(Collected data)

- - -

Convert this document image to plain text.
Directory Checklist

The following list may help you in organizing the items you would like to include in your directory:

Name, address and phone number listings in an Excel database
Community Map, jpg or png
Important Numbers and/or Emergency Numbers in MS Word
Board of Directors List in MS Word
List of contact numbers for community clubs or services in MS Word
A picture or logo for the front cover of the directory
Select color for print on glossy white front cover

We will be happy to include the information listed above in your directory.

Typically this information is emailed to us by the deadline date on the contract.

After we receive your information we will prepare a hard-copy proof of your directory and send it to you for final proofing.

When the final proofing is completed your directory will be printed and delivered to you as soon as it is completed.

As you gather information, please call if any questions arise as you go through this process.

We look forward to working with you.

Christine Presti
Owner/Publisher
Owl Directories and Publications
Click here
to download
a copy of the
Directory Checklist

- - -

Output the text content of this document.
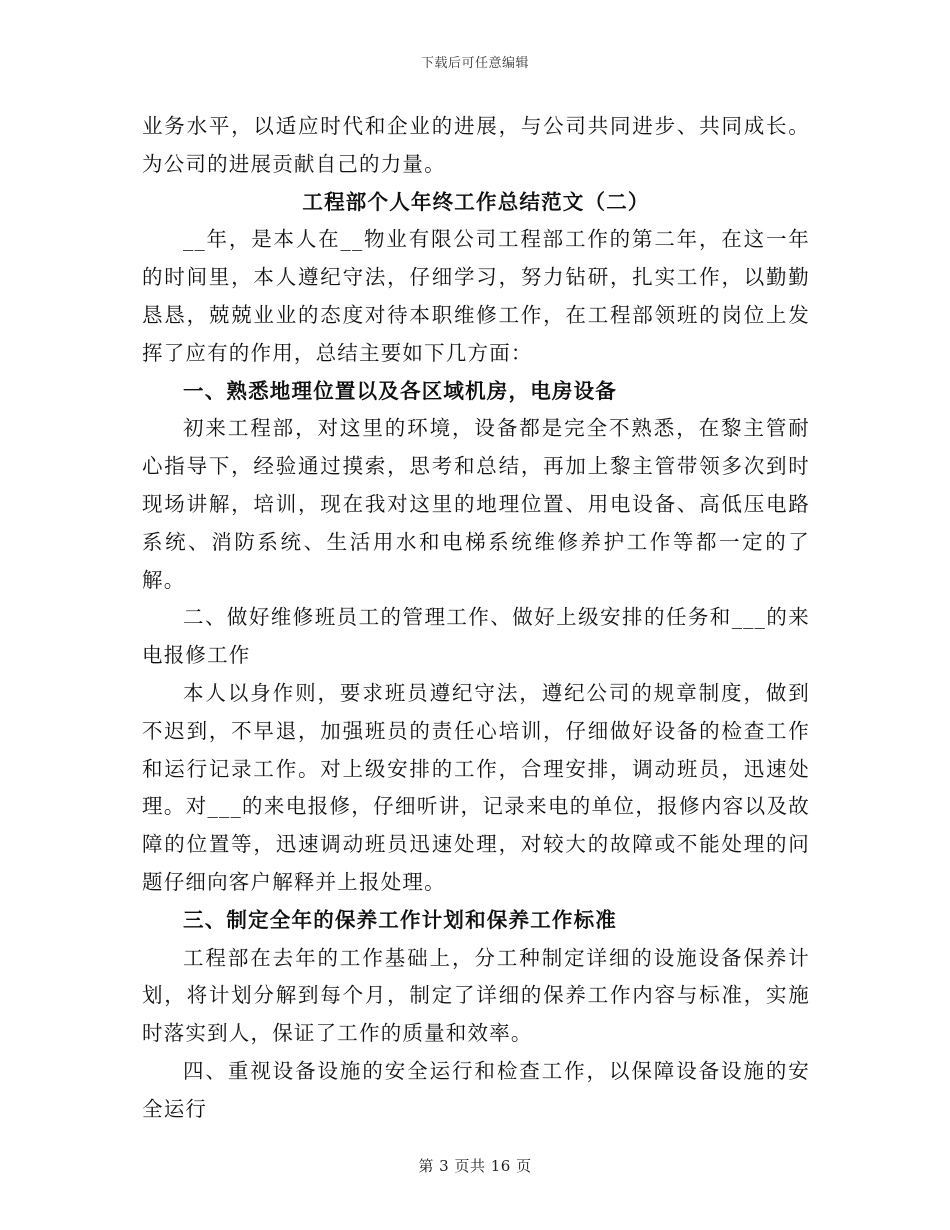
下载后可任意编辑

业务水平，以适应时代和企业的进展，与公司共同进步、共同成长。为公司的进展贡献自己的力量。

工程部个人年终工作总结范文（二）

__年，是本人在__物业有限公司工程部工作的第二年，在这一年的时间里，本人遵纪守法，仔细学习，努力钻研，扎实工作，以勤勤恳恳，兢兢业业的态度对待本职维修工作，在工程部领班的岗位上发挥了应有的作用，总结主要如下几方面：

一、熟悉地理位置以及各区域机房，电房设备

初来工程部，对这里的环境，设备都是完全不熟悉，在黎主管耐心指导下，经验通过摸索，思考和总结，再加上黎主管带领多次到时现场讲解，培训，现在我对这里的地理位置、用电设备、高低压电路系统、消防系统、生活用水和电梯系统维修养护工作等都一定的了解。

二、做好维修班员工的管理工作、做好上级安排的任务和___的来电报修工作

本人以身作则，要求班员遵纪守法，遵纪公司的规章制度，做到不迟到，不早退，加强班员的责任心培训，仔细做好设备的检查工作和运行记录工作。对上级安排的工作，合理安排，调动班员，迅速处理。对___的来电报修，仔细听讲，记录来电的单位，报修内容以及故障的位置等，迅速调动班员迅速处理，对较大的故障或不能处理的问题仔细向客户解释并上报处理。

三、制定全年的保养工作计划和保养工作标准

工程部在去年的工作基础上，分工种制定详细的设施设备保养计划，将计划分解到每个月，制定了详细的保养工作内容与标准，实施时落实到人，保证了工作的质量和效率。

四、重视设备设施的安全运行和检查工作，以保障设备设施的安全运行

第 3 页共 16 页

- - -

Go through the listing above and work out how many lines contain the string "proofing". Reply with the number alone.

2